:: Listed entries
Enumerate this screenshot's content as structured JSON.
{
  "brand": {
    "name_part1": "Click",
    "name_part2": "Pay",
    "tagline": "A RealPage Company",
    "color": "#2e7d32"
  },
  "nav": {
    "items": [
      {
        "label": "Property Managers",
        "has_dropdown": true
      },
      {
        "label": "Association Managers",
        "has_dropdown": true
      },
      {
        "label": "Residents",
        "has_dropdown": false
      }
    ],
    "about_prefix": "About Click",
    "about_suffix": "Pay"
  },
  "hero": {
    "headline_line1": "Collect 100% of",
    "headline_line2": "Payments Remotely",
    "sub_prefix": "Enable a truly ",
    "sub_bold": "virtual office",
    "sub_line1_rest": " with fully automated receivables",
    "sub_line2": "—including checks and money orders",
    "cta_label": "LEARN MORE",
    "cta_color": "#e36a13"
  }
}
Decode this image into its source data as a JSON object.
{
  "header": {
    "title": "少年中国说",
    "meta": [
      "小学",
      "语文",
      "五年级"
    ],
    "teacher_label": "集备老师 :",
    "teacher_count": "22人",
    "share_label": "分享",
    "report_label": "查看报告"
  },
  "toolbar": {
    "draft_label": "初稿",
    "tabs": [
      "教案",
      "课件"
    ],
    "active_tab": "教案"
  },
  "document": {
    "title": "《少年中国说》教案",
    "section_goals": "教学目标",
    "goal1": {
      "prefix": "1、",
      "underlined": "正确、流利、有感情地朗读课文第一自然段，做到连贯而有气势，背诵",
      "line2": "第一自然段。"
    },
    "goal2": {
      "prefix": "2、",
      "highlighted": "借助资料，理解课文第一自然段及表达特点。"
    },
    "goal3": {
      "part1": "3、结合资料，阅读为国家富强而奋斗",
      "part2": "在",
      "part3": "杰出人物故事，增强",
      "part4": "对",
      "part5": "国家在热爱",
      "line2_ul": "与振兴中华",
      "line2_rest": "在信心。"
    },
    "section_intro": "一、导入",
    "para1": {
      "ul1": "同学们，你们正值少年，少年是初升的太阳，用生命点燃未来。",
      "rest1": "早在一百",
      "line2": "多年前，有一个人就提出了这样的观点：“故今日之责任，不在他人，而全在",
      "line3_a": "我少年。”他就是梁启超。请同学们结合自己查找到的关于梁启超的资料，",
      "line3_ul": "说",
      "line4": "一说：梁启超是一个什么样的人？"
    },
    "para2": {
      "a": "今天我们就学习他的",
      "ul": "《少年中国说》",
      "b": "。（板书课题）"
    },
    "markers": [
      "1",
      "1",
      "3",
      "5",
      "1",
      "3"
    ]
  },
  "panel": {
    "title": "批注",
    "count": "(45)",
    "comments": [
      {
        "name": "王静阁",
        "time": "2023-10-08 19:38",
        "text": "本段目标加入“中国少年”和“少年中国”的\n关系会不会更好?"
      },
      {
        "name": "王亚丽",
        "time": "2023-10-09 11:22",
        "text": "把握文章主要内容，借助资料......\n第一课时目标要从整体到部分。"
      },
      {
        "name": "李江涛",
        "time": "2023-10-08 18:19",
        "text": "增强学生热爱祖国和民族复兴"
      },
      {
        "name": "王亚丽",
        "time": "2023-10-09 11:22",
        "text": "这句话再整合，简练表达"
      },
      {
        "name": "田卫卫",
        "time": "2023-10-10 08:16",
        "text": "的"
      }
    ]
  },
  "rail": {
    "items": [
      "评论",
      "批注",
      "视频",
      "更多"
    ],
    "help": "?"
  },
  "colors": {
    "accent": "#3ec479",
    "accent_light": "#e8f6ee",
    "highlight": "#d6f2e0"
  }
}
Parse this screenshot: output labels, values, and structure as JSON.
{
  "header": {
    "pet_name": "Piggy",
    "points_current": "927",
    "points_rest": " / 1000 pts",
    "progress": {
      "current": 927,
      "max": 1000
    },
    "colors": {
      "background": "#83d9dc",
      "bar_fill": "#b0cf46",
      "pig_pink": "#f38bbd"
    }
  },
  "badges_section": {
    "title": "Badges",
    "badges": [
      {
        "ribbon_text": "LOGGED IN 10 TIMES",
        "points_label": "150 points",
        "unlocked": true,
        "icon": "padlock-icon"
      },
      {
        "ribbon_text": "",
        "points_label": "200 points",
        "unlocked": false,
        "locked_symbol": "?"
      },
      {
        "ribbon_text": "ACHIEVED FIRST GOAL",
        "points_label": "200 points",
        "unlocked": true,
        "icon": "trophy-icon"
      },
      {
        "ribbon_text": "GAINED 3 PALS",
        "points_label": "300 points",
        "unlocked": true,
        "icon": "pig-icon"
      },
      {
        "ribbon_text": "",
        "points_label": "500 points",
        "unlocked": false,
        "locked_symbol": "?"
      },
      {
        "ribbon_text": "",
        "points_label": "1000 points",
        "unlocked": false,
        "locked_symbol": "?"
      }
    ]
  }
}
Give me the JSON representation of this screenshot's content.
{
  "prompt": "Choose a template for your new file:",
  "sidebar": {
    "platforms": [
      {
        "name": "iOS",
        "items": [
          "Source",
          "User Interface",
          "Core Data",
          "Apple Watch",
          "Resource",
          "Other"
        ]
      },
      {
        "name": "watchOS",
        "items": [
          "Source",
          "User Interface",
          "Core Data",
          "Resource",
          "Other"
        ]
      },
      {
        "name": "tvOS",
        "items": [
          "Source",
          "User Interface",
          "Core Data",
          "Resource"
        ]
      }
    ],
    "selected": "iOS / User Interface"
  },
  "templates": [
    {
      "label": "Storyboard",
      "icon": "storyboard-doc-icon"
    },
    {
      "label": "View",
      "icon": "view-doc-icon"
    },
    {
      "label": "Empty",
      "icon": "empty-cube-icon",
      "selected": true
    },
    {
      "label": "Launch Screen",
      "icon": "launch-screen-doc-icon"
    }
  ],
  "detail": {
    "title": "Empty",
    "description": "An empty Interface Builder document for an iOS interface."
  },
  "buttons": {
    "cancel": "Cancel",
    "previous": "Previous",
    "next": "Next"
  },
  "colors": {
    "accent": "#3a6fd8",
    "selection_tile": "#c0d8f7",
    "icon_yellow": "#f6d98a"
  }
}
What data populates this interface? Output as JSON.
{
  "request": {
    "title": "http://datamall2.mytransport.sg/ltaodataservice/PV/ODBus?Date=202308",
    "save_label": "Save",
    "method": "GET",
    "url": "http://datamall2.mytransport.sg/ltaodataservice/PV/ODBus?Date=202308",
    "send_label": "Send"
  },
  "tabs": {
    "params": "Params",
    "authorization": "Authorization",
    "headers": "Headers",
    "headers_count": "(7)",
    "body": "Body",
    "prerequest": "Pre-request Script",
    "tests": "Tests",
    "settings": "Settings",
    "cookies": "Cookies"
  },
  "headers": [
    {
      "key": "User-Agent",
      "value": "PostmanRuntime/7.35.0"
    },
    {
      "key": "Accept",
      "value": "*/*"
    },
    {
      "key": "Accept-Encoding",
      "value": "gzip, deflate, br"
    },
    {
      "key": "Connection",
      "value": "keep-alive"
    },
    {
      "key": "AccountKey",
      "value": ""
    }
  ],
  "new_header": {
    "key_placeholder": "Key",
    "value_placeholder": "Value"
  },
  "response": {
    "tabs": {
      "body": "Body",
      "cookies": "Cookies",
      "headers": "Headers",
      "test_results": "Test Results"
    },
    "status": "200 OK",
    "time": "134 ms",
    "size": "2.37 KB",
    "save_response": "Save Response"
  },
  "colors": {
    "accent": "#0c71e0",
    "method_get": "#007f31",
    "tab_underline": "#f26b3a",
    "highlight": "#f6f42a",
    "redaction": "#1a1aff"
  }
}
::::
Brief — Print out every record again, exactly and in full.

Answer —
Enumerate this screenshot's content as structured JSON.
{
  "brand": {
    "name_part1": "Click",
    "name_part2": "Pay",
    "tagline": "A RealPage Company",
    "color": "#2e7d32"
  },
  "nav": {
    "items": [
      {
        "label": "Property Managers",
        "has_dropdown": true
      },
      {
        "label": "Association Managers",
        "has_dropdown": true
      },
      {
        "label": "Residents",
        "has_dropdown": false
      }
    ],
    "about_prefix": "About Click",
    "about_suffix": "Pay"
  },
  "hero": {
    "headline_line1": "Collect 100% of",
    "headline_line2": "Payments Remotely",
    "sub_prefix": "Enable a truly ",
    "sub_bold": "virtual office",
    "sub_line1_rest": " with fully automated receivables",
    "sub_line2": "—including checks and money orders",
    "cta_label": "LEARN MORE",
    "cta_color": "#e36a13"
  }
}
Decode this image into its source data as a JSON object.
{
  "header": {
    "title": "少年中国说",
    "meta": [
      "小学",
      "语文",
      "五年级"
    ],
    "teacher_label": "集备老师 :",
    "teacher_count": "22人",
    "share_label": "分享",
    "report_label": "查看报告"
  },
  "toolbar": {
    "draft_label": "初稿",
    "tabs": [
      "教案",
      "课件"
    ],
    "active_tab": "教案"
  },
  "document": {
    "title": "《少年中国说》教案",
    "section_goals": "教学目标",
    "goal1": {
      "prefix": "1、",
      "underlined": "正确、流利、有感情地朗读课文第一自然段，做到连贯而有气势，背诵",
      "line2": "第一自然段。"
    },
    "goal2": {
      "prefix": "2、",
      "highlighted": "借助资料，理解课文第一自然段及表达特点。"
    },
    "goal3": {
      "part1": "3、结合资料，阅读为国家富强而奋斗",
      "part2": "在",
      "part3": "杰出人物故事，增强",
      "part4": "对",
      "part5": "国家在热爱",
      "line2_ul": "与振兴中华",
      "line2_rest": "在信心。"
    },
    "section_intro": "一、导入",
    "para1": {
      "ul1": "同学们，你们正值少年，少年是初升的太阳，用生命点燃未来。",
      "rest1": "早在一百",
      "line2": "多年前，有一个人就提出了这样的观点：“故今日之责任，不在他人，而全在",
      "line3_a": "我少年。”他就是梁启超。请同学们结合自己查找到的关于梁启超的资料，",
      "line3_ul": "说",
      "line4": "一说：梁启超是一个什么样的人？"
    },
    "para2": {
      "a": "今天我们就学习他的",
      "ul": "《少年中国说》",
      "b": "。（板书课题）"
    },
    "markers": [
      "1",
      "1",
      "3",
      "5",
      "1",
      "3"
    ]
  },
  "panel": {
    "title": "批注",
    "count": "(45)",
    "comments": [
      {
        "name": "王静阁",
        "time": "2023-10-08 19:38",
        "text": "本段目标加入“中国少年”和“少年中国”的\n关系会不会更好?"
      },
      {
        "name": "王亚丽",
        "time": "2023-10-09 11:22",
        "text": "把握文章主要内容，借助资料......\n第一课时目标要从整体到部分。"
      },
      {
        "name": "李江涛",
        "time": "2023-10-08 18:19",
        "text": "增强学生热爱祖国和民族复兴"
      },
      {
        "name": "王亚丽",
        "time": "2023-10-09 11:22",
        "text": "这句话再整合，简练表达"
      },
      {
        "name": "田卫卫",
        "time": "2023-10-10 08:16",
        "text": "的"
      }
    ]
  },
  "rail": {
    "items": [
      "评论",
      "批注",
      "视频",
      "更多"
    ],
    "help": "?"
  },
  "colors": {
    "accent": "#3ec479",
    "accent_light": "#e8f6ee",
    "highlight": "#d6f2e0"
  }
}
Parse this screenshot: output labels, values, and structure as JSON.
{
  "header": {
    "pet_name": "Piggy",
    "points_current": "927",
    "points_rest": " / 1000 pts",
    "progress": {
      "current": 927,
      "max": 1000
    },
    "colors": {
      "background": "#83d9dc",
      "bar_fill": "#b0cf46",
      "pig_pink": "#f38bbd"
    }
  },
  "badges_section": {
    "title": "Badges",
    "badges": [
      {
        "ribbon_text": "LOGGED IN 10 TIMES",
        "points_label": "150 points",
        "unlocked": true,
        "icon": "padlock-icon"
      },
      {
        "ribbon_text": "",
        "points_label": "200 points",
        "unlocked": false,
        "locked_symbol": "?"
      },
      {
        "ribbon_text": "ACHIEVED FIRST GOAL",
        "points_label": "200 points",
        "unlocked": true,
        "icon": "trophy-icon"
      },
      {
        "ribbon_text": "GAINED 3 PALS",
        "points_label": "300 points",
        "unlocked": true,
        "icon": "pig-icon"
      },
      {
        "ribbon_text": "",
        "points_label": "500 points",
        "unlocked": false,
        "locked_symbol": "?"
      },
      {
        "ribbon_text": "",
        "points_label": "1000 points",
        "unlocked": false,
        "locked_symbol": "?"
      }
    ]
  }
}
Give me the JSON representation of this screenshot's content.
{
  "prompt": "Choose a template for your new file:",
  "sidebar": {
    "platforms": [
      {
        "name": "iOS",
        "items": [
          "Source",
          "User Interface",
          "Core Data",
          "Apple Watch",
          "Resource",
          "Other"
        ]
      },
      {
        "name": "watchOS",
        "items": [
          "Source",
          "User Interface",
          "Core Data",
          "Resource",
          "Other"
        ]
      },
      {
        "name": "tvOS",
        "items": [
          "Source",
          "User Interface",
          "Core Data",
          "Resource"
        ]
      }
    ],
    "selected": "iOS / User Interface"
  },
  "templates": [
    {
      "label": "Storyboard",
      "icon": "storyboard-doc-icon"
    },
    {
      "label": "View",
      "icon": "view-doc-icon"
    },
    {
      "label": "Empty",
      "icon": "empty-cube-icon",
      "selected": true
    },
    {
      "label": "Launch Screen",
      "icon": "launch-screen-doc-icon"
    }
  ],
  "detail": {
    "title": "Empty",
    "description": "An empty Interface Builder document for an iOS interface."
  },
  "buttons": {
    "cancel": "Cancel",
    "previous": "Previous",
    "next": "Next"
  },
  "colors": {
    "accent": "#3a6fd8",
    "selection_tile": "#c0d8f7",
    "icon_yellow": "#f6d98a"
  }
}
What data populates this interface? Output as JSON.
{
  "request": {
    "title": "http://datamall2.mytransport.sg/ltaodataservice/PV/ODBus?Date=202308",
    "save_label": "Save",
    "method": "GET",
    "url": "http://datamall2.mytransport.sg/ltaodataservice/PV/ODBus?Date=202308",
    "send_label": "Send"
  },
  "tabs": {
    "params": "Params",
    "authorization": "Authorization",
    "headers": "Headers",
    "headers_count": "(7)",
    "body": "Body",
    "prerequest": "Pre-request Script",
    "tests": "Tests",
    "settings": "Settings",
    "cookies": "Cookies"
  },
  "headers": [
    {
      "key": "User-Agent",
      "value": "PostmanRuntime/7.35.0"
    },
    {
      "key": "Accept",
      "value": "*/*"
    },
    {
      "key": "Accept-Encoding",
      "value": "gzip, deflate, br"
    },
    {
      "key": "Connection",
      "value": "keep-alive"
    },
    {
      "key": "AccountKey",
      "value": ""
    }
  ],
  "new_header": {
    "key_placeholder": "Key",
    "value_placeholder": "Value"
  },
  "response": {
    "tabs": {
      "body": "Body",
      "cookies": "Cookies",
      "headers": "Headers",
      "test_results": "Test Results"
    },
    "status": "200 OK",
    "time": "134 ms",
    "size": "2.37 KB",
    "save_response": "Save Response"
  },
  "colors": {
    "accent": "#0c71e0",
    "method_get": "#007f31",
    "tab_underline": "#f26b3a",
    "highlight": "#f6f42a",
    "redaction": "#1a1aff"
  }
}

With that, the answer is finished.